>> BEGIN DATASET ROWS
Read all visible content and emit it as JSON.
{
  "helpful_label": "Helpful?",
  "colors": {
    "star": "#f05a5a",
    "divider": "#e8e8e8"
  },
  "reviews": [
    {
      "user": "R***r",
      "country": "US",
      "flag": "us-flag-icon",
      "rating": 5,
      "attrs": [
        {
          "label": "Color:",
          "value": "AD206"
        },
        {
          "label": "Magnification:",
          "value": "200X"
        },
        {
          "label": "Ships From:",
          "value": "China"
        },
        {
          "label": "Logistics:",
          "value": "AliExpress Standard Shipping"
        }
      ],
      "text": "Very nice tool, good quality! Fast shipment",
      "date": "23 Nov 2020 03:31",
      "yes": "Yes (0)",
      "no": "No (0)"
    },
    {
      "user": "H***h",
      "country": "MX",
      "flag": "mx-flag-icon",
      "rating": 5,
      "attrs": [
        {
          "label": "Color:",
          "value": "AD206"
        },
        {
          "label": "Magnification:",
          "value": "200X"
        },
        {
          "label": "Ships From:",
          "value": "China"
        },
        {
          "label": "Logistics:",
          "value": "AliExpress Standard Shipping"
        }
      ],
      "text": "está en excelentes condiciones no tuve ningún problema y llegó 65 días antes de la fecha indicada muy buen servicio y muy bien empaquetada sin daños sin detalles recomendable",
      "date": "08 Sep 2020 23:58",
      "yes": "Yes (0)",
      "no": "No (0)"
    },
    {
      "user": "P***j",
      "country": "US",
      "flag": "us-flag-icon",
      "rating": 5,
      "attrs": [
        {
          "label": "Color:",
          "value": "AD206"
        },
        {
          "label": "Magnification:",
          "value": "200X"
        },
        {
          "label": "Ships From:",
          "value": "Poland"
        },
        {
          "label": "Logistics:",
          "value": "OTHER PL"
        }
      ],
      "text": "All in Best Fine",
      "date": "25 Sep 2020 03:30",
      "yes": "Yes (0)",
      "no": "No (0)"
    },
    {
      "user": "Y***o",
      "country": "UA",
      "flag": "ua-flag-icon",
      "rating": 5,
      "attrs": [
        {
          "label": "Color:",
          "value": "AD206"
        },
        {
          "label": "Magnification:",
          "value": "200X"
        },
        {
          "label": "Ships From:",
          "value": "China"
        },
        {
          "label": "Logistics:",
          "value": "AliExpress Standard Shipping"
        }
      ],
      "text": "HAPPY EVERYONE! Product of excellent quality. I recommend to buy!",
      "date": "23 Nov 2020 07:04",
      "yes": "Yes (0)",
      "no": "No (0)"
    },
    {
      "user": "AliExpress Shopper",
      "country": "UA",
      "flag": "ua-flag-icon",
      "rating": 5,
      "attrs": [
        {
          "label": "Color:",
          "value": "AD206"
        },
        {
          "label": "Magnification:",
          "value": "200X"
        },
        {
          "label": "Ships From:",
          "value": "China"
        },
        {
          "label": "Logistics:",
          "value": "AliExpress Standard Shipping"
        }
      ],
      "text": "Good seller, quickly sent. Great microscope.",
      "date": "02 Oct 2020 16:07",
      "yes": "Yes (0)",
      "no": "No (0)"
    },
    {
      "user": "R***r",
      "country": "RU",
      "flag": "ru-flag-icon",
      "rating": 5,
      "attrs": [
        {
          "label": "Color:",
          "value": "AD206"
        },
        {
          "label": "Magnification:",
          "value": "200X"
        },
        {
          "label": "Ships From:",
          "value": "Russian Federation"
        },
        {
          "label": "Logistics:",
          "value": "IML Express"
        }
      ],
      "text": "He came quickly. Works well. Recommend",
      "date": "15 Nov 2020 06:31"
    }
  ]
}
>> END DATASET ROWS
**TASK GOAL:**
Repeat all of the records above exactly as they appear.

**REPLY:**
Read all visible content and emit it as JSON.
{
  "helpful_label": "Helpful?",
  "colors": {
    "star": "#f05a5a",
    "divider": "#e8e8e8"
  },
  "reviews": [
    {
      "user": "R***r",
      "country": "US",
      "flag": "us-flag-icon",
      "rating": 5,
      "attrs": [
        {
          "label": "Color:",
          "value": "AD206"
        },
        {
          "label": "Magnification:",
          "value": "200X"
        },
        {
          "label": "Ships From:",
          "value": "China"
        },
        {
          "label": "Logistics:",
          "value": "AliExpress Standard Shipping"
        }
      ],
      "text": "Very nice tool, good quality! Fast shipment",
      "date": "23 Nov 2020 03:31",
      "yes": "Yes (0)",
      "no": "No (0)"
    },
    {
      "user": "H***h",
      "country": "MX",
      "flag": "mx-flag-icon",
      "rating": 5,
      "attrs": [
        {
          "label": "Color:",
          "value": "AD206"
        },
        {
          "label": "Magnification:",
          "value": "200X"
        },
        {
          "label": "Ships From:",
          "value": "China"
        },
        {
          "label": "Logistics:",
          "value": "AliExpress Standard Shipping"
        }
      ],
      "text": "está en excelentes condiciones no tuve ningún problema y llegó 65 días antes de la fecha indicada muy buen servicio y muy bien empaquetada sin daños sin detalles recomendable",
      "date": "08 Sep 2020 23:58",
      "yes": "Yes (0)",
      "no": "No (0)"
    },
    {
      "user": "P***j",
      "country": "US",
      "flag": "us-flag-icon",
      "rating": 5,
      "attrs": [
        {
          "label": "Color:",
          "value": "AD206"
        },
        {
          "label": "Magnification:",
          "value": "200X"
        },
        {
          "label": "Ships From:",
          "value": "Poland"
        },
        {
          "label": "Logistics:",
          "value": "OTHER PL"
        }
      ],
      "text": "All in Best Fine",
      "date": "25 Sep 2020 03:30",
      "yes": "Yes (0)",
      "no": "No (0)"
    },
    {
      "user": "Y***o",
      "country": "UA",
      "flag": "ua-flag-icon",
      "rating": 5,
      "attrs": [
        {
          "label": "Color:",
          "value": "AD206"
        },
        {
          "label": "Magnification:",
          "value": "200X"
        },
        {
          "label": "Ships From:",
          "value": "China"
        },
        {
          "label": "Logistics:",
          "value": "AliExpress Standard Shipping"
        }
      ],
      "text": "HAPPY EVERYONE! Product of excellent quality. I recommend to buy!",
      "date": "23 Nov 2020 07:04",
      "yes": "Yes (0)",
      "no": "No (0)"
    },
    {
      "user": "AliExpress Shopper",
      "country": "UA",
      "flag": "ua-flag-icon",
      "rating": 5,
      "attrs": [
        {
          "label": "Color:",
          "value": "AD206"
        },
        {
          "label": "Magnification:",
          "value": "200X"
        },
        {
          "label": "Ships From:",
          "value": "China"
        },
        {
          "label": "Logistics:",
          "value": "AliExpress Standard Shipping"
        }
      ],
      "text": "Good seller, quickly sent. Great microscope.",
      "date": "02 Oct 2020 16:07",
      "yes": "Yes (0)",
      "no": "No (0)"
    },
    {
      "user": "R***r",
      "country": "RU",
      "flag": "ru-flag-icon",
      "rating": 5,
      "attrs": [
        {
          "label": "Color:",
          "value": "AD206"
        },
        {
          "label": "Magnification:",
          "value": "200X"
        },
        {
          "label": "Ships From:",
          "value": "Russian Federation"
        },
        {
          "label": "Logistics:",
          "value": "IML Express"
        }
      ],
      "text": "He came quickly. Works well. Recommend",
      "date": "15 Nov 2020 06:31"
    }
  ]
}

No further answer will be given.